- **DO THIS**: Tally up how many lines in the listing below contain the string "Manage", and give only the total.

- **DATA ROWS**:
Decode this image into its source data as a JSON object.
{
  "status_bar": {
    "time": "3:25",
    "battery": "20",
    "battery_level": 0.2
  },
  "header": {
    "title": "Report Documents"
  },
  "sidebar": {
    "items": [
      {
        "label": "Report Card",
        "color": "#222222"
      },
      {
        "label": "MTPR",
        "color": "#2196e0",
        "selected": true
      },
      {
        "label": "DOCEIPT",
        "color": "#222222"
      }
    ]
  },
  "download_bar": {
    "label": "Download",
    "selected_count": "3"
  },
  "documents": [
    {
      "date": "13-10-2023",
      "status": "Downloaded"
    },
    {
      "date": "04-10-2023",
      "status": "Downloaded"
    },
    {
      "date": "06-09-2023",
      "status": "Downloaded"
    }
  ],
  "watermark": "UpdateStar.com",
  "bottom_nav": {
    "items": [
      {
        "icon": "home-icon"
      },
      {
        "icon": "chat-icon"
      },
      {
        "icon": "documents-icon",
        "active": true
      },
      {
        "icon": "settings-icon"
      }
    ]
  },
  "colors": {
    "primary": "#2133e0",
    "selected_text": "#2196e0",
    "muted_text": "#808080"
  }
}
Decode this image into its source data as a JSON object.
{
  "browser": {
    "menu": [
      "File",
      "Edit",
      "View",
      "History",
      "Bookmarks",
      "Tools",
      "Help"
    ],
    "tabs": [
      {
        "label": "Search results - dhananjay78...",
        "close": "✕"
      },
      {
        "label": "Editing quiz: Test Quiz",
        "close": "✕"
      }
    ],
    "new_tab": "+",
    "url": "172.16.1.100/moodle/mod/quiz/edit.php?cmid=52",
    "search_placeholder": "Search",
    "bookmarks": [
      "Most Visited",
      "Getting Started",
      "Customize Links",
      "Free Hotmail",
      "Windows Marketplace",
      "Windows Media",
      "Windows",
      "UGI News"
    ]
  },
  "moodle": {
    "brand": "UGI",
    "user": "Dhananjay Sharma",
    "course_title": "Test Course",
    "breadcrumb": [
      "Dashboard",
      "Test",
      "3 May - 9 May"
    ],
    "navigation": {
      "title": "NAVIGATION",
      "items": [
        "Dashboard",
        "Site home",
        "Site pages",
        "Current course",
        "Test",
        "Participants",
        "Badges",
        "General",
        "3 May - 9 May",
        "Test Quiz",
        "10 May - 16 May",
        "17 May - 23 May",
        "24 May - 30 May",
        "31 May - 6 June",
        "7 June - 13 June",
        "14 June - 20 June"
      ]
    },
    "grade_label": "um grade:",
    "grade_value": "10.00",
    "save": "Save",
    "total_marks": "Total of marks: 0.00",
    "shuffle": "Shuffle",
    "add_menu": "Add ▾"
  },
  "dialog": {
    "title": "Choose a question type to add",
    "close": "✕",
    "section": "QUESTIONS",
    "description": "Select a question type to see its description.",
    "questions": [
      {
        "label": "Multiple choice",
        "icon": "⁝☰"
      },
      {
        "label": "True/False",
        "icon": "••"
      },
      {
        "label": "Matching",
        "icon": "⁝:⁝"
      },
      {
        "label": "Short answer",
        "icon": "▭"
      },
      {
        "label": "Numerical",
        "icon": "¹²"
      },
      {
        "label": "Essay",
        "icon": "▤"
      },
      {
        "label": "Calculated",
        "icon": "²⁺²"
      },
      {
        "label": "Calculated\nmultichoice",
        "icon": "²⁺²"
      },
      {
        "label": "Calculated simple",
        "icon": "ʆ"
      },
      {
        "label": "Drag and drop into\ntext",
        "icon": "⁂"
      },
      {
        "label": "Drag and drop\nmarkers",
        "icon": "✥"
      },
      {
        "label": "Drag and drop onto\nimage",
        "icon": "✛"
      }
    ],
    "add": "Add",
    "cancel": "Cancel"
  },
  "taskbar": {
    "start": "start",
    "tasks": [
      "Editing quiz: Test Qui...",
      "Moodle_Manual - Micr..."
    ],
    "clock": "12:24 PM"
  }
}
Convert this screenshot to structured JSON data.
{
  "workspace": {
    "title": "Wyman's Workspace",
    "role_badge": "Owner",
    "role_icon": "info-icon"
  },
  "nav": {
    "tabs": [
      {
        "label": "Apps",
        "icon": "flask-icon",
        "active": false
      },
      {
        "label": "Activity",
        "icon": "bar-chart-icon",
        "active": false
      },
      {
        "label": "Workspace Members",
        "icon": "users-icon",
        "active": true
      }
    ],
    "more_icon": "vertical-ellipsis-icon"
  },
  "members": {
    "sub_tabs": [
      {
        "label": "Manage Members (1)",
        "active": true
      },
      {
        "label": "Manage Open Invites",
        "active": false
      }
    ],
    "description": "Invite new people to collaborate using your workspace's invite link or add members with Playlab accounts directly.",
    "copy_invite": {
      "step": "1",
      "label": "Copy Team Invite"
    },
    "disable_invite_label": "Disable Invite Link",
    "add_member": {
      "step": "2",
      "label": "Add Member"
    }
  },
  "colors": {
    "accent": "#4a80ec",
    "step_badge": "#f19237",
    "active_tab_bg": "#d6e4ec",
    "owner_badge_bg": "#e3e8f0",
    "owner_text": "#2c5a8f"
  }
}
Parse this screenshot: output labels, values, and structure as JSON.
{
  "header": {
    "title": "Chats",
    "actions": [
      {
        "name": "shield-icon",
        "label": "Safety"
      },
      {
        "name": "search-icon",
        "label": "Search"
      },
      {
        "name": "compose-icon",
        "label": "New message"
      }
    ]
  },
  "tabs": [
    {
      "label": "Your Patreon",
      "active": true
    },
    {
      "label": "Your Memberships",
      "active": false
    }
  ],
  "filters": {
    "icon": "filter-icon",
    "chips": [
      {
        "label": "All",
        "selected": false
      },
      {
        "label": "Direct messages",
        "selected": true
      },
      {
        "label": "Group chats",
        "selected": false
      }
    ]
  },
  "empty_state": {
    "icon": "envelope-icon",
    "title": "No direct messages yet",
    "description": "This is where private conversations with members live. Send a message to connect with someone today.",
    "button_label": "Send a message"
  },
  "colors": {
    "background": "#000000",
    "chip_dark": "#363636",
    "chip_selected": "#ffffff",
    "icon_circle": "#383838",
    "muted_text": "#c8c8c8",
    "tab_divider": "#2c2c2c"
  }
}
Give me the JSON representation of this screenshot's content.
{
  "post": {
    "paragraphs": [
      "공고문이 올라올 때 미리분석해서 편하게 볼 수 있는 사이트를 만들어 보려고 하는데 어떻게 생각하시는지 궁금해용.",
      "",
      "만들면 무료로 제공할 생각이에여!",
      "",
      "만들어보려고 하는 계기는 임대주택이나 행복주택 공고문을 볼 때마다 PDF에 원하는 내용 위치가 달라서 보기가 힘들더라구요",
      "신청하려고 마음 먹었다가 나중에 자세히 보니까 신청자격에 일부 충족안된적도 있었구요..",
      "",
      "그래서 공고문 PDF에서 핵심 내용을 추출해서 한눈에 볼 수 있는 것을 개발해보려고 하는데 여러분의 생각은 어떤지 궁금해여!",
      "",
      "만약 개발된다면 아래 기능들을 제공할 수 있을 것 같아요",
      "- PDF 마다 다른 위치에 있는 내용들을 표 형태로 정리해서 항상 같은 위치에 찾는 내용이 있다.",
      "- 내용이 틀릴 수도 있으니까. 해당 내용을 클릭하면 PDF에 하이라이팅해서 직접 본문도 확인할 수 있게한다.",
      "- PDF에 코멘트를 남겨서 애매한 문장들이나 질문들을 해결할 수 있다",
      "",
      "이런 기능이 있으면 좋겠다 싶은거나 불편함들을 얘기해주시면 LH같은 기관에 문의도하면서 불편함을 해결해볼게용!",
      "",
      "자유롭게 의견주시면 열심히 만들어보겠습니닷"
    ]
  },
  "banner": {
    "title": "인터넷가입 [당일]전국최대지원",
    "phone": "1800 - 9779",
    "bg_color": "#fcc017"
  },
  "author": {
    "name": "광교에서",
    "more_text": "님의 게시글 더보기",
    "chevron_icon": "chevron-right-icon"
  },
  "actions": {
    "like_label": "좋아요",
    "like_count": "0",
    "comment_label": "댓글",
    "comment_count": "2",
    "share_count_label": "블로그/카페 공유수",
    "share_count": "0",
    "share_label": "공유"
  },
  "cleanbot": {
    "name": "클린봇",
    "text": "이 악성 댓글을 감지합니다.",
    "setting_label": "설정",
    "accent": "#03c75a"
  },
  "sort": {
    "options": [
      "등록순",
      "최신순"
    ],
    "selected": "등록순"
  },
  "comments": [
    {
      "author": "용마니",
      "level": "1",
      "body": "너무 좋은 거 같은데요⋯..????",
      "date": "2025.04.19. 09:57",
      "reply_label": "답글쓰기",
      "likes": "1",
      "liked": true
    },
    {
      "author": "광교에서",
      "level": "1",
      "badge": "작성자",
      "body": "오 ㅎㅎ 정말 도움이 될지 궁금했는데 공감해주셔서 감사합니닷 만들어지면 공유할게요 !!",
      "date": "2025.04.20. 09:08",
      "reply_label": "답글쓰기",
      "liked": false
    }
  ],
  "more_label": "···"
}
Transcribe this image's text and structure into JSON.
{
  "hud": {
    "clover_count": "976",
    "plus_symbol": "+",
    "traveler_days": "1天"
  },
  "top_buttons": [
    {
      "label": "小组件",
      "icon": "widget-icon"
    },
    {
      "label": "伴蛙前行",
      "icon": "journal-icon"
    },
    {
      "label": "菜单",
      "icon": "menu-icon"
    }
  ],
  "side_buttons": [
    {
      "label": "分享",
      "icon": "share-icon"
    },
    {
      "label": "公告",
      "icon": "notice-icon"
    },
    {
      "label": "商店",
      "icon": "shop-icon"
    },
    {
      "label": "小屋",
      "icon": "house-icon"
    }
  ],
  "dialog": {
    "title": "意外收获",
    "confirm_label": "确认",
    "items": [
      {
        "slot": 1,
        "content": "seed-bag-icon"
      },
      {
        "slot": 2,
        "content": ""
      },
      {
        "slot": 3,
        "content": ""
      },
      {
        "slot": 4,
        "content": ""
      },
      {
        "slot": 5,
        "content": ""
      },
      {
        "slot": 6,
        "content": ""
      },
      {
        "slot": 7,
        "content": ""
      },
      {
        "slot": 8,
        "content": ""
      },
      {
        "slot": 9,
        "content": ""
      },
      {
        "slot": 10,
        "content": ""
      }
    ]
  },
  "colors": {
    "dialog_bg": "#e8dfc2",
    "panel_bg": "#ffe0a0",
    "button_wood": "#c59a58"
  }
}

- **CORRECT OUTPUT**: 2